- Work to do:
Could you write out every record below exactly, leaving out any pictures?
— begin Data for the task —
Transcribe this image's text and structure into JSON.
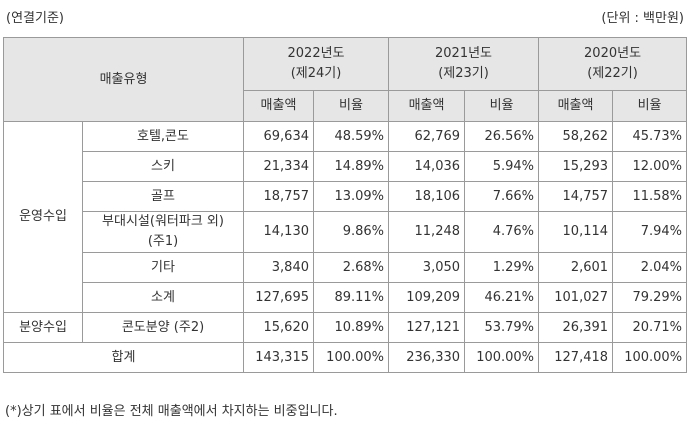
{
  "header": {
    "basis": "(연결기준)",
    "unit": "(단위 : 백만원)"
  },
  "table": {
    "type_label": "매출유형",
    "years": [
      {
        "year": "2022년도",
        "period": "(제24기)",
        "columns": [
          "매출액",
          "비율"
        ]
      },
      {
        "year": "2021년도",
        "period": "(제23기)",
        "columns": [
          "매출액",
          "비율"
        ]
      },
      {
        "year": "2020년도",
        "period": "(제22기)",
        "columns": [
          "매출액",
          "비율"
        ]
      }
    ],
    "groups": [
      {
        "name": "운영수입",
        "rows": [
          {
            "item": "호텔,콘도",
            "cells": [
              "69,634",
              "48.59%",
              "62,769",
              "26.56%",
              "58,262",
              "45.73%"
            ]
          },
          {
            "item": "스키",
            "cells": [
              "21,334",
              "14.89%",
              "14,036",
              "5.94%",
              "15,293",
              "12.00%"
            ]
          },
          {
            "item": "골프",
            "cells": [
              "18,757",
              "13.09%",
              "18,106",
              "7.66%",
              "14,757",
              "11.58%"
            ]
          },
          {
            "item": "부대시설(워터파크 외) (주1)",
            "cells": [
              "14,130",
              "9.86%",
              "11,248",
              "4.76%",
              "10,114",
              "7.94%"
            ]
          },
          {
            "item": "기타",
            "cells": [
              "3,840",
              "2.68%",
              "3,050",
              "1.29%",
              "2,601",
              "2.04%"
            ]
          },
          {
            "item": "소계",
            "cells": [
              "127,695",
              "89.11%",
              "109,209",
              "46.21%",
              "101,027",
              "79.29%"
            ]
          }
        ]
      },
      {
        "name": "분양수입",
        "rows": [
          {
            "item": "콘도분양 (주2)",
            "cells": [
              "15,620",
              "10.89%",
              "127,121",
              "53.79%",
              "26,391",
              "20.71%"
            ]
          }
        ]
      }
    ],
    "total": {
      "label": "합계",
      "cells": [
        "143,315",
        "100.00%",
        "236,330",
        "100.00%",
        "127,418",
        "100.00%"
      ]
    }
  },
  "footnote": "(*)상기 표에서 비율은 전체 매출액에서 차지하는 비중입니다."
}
— end Data for the task —
- Problem solution:
Transcribe this image's text and structure into JSON.
{
  "header": {
    "basis": "(연결기준)",
    "unit": "(단위 : 백만원)"
  },
  "table": {
    "type_label": "매출유형",
    "years": [
      {
        "year": "2022년도",
        "period": "(제24기)",
        "columns": [
          "매출액",
          "비율"
        ]
      },
      {
        "year": "2021년도",
        "period": "(제23기)",
        "columns": [
          "매출액",
          "비율"
        ]
      },
      {
        "year": "2020년도",
        "period": "(제22기)",
        "columns": [
          "매출액",
          "비율"
        ]
      }
    ],
    "groups": [
      {
        "name": "운영수입",
        "rows": [
          {
            "item": "호텔,콘도",
            "cells": [
              "69,634",
              "48.59%",
              "62,769",
              "26.56%",
              "58,262",
              "45.73%"
            ]
          },
          {
            "item": "스키",
            "cells": [
              "21,334",
              "14.89%",
              "14,036",
              "5.94%",
              "15,293",
              "12.00%"
            ]
          },
          {
            "item": "골프",
            "cells": [
              "18,757",
              "13.09%",
              "18,106",
              "7.66%",
              "14,757",
              "11.58%"
            ]
          },
          {
            "item": "부대시설(워터파크 외) (주1)",
            "cells": [
              "14,130",
              "9.86%",
              "11,248",
              "4.76%",
              "10,114",
              "7.94%"
            ]
          },
          {
            "item": "기타",
            "cells": [
              "3,840",
              "2.68%",
              "3,050",
              "1.29%",
              "2,601",
              "2.04%"
            ]
          },
          {
            "item": "소계",
            "cells": [
              "127,695",
              "89.11%",
              "109,209",
              "46.21%",
              "101,027",
              "79.29%"
            ]
          }
        ]
      },
      {
        "name": "분양수입",
        "rows": [
          {
            "item": "콘도분양 (주2)",
            "cells": [
              "15,620",
              "10.89%",
              "127,121",
              "53.79%",
              "26,391",
              "20.71%"
            ]
          }
        ]
      }
    ],
    "total": {
      "label": "합계",
      "cells": [
        "143,315",
        "100.00%",
        "236,330",
        "100.00%",
        "127,418",
        "100.00%"
      ]
    }
  },
  "footnote": "(*)상기 표에서 비율은 전체 매출액에서 차지하는 비중입니다."
}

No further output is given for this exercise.